## Extrait choisi
-------

Prime de partage des profits : vers un nouveau type de droit du travail
Applicable depuis le 29 juillet 2011, la prime dividendes ou prime de partage des profits (PPP) marque le début d'une nouvelle ère pour les rapports entre les « stakeholders » (parties prenantes). Au-delà de la recherche d'une meilleure justice sociale résultant du constat amer que les dividendes se sont accrus durant les vingt dernières années pendant que les salaires stagnaient, ce dispositif tend concrètement à conditionner la perception d'un dividende en augmentation au versement concomitant d'une prime au personnel.
L'approche classique de l'entreprise distingue l'actionnaire, qui investit, du salarié, qui travaille, et du mandataire social, qui agit au profit de ses mandants en n'étant que partiellement rattaché à l'univers des salariés. L'instauration de la nouvelle prime modifie cette approche et son mécanisme semble gommer les frontières qui séparaient jusque-là le monde du travail de celui du capital.

-------

## Enregistrements fournis
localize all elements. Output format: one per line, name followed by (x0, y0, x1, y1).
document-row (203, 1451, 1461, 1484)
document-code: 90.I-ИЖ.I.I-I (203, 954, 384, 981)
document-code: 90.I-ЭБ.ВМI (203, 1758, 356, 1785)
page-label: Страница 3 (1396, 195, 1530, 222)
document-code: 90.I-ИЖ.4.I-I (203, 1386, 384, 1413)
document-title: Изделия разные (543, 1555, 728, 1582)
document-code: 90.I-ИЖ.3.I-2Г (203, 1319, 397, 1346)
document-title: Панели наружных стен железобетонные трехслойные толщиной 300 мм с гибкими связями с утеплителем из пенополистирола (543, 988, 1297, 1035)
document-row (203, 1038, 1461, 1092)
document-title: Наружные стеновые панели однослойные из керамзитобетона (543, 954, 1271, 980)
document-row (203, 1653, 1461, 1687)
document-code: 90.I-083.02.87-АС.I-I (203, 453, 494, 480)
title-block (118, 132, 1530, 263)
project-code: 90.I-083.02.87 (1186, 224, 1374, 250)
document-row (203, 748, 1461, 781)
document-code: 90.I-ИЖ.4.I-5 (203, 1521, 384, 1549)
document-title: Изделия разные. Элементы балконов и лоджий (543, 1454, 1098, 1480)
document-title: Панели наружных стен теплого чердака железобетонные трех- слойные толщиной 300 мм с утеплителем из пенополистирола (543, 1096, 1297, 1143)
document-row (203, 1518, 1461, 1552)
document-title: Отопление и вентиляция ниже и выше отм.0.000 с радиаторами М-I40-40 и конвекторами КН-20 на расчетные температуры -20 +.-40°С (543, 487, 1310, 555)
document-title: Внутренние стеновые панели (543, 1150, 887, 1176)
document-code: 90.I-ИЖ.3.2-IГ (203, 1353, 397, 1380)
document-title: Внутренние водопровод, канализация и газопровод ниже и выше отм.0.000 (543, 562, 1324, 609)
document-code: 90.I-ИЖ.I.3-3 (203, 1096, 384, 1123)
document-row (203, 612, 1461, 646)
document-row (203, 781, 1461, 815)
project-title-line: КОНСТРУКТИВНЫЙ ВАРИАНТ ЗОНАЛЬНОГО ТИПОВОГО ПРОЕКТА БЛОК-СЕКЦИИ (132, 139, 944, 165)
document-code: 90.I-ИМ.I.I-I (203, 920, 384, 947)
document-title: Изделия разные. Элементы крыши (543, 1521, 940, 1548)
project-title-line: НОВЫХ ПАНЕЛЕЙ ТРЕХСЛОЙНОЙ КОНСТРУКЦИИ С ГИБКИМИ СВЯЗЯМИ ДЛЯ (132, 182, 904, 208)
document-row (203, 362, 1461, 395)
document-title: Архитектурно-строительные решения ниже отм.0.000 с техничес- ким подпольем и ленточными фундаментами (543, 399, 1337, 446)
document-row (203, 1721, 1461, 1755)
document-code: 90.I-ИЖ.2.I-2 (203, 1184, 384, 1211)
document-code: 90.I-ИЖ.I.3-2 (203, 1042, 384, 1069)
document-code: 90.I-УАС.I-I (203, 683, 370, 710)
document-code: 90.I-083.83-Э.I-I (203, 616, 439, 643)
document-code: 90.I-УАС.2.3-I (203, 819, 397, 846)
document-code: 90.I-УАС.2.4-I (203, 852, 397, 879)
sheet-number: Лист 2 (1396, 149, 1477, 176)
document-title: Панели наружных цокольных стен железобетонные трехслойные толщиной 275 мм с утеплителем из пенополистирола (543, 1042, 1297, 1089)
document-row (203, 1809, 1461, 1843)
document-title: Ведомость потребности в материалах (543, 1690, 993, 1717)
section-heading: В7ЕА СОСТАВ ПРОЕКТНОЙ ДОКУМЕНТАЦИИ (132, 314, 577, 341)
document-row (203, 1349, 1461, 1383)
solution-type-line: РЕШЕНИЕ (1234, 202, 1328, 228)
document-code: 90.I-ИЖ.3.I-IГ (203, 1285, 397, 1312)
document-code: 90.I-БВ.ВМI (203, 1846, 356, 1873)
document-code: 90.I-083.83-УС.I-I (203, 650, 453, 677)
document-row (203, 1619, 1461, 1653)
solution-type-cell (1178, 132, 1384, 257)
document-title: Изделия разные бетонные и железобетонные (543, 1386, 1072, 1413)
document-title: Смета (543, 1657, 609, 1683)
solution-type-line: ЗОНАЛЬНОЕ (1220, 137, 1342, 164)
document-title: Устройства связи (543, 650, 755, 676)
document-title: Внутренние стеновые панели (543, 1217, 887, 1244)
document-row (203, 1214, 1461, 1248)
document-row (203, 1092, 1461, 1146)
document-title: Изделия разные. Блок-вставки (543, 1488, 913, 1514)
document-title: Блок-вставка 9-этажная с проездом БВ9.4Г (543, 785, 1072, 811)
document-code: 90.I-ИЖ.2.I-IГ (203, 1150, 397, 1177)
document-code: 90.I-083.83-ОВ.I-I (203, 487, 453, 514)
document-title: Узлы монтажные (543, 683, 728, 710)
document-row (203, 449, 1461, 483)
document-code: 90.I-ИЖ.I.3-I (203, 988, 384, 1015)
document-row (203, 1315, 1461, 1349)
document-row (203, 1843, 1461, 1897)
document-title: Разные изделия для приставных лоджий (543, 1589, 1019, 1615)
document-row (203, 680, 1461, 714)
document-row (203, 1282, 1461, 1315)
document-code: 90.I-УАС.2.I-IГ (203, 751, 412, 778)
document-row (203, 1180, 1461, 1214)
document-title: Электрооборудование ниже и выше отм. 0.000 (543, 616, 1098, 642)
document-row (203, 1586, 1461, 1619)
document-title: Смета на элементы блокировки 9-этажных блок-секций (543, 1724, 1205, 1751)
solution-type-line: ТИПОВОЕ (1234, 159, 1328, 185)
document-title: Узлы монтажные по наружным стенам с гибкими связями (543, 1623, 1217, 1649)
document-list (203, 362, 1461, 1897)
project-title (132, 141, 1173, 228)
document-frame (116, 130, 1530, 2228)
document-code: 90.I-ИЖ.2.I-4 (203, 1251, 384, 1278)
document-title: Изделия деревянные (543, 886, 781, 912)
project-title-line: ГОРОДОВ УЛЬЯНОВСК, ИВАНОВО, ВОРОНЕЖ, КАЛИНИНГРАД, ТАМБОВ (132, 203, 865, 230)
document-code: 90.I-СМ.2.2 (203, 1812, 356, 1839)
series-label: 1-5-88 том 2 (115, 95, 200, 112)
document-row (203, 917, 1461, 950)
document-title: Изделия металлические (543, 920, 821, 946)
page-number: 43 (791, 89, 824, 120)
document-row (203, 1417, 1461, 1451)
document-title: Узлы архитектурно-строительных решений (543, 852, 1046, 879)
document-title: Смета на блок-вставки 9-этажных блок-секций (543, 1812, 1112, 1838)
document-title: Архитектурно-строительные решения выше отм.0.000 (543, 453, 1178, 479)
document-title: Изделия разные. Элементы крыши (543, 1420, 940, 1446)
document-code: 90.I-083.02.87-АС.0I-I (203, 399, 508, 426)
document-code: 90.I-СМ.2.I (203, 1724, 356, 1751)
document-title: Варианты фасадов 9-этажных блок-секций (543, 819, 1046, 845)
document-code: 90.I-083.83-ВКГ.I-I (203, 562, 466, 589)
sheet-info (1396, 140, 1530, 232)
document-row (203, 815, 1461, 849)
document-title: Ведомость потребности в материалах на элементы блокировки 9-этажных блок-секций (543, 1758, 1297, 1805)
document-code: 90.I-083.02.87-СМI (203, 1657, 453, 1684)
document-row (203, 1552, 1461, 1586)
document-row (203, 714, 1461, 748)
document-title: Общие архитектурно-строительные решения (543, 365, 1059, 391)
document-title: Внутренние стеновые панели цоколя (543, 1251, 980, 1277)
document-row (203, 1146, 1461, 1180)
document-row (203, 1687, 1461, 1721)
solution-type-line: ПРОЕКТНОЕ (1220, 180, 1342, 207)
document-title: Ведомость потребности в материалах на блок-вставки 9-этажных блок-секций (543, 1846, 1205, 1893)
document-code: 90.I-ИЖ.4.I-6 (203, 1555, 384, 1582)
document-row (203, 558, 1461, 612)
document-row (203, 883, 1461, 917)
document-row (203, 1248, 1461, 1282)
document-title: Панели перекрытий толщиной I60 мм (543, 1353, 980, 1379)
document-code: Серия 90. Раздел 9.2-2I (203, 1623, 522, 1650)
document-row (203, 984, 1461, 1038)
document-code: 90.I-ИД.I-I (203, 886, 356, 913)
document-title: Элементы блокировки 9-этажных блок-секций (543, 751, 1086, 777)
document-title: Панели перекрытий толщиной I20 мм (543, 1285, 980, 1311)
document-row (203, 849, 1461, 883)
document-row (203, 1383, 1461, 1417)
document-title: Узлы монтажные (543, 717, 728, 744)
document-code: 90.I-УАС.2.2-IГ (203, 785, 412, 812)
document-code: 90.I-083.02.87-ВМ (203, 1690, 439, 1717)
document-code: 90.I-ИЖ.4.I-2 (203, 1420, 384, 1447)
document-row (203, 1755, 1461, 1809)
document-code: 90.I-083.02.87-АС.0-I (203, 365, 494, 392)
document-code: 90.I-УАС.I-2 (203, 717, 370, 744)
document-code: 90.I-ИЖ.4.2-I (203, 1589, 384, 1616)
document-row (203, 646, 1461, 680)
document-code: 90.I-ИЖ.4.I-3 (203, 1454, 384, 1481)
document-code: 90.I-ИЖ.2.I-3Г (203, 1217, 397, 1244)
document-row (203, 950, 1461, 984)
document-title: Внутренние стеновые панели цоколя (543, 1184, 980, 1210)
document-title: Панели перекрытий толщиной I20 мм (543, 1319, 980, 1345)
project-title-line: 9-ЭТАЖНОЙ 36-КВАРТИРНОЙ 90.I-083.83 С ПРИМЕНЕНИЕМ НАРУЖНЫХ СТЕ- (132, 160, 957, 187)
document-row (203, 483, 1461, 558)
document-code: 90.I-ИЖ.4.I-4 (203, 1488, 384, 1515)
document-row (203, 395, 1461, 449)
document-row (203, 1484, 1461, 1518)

-------

## Travail demandé
Reprenez mot pour mot le passage du texte sur la prime de partage des profits qui commence aux mots « Prime de partage des profits : vers » et s'arrête après « prime au personnel. ». Les enregistrements n'ont rien à voir avec le texte sur la prime de partage des profits.

## Réponse attendue
Prime de partage des profits : vers un nouveau type de droit du travail
Applicable depuis le 29 juillet 2011, la prime dividendes ou prime de partage des profits (PPP) marque le début d'une nouvelle ère pour les rapports entre les « stakeholders » (parties prenantes). Au-delà de la recherche d'une meilleure justice sociale résultant du constat amer que les dividendes se sont accrus durant les vingt dernières années pendant que les salaires stagnaient, ce dispositif tend concrètement à conditionner la perception d'un dividende en augmentation au versement concomitant d'une prime au personnel.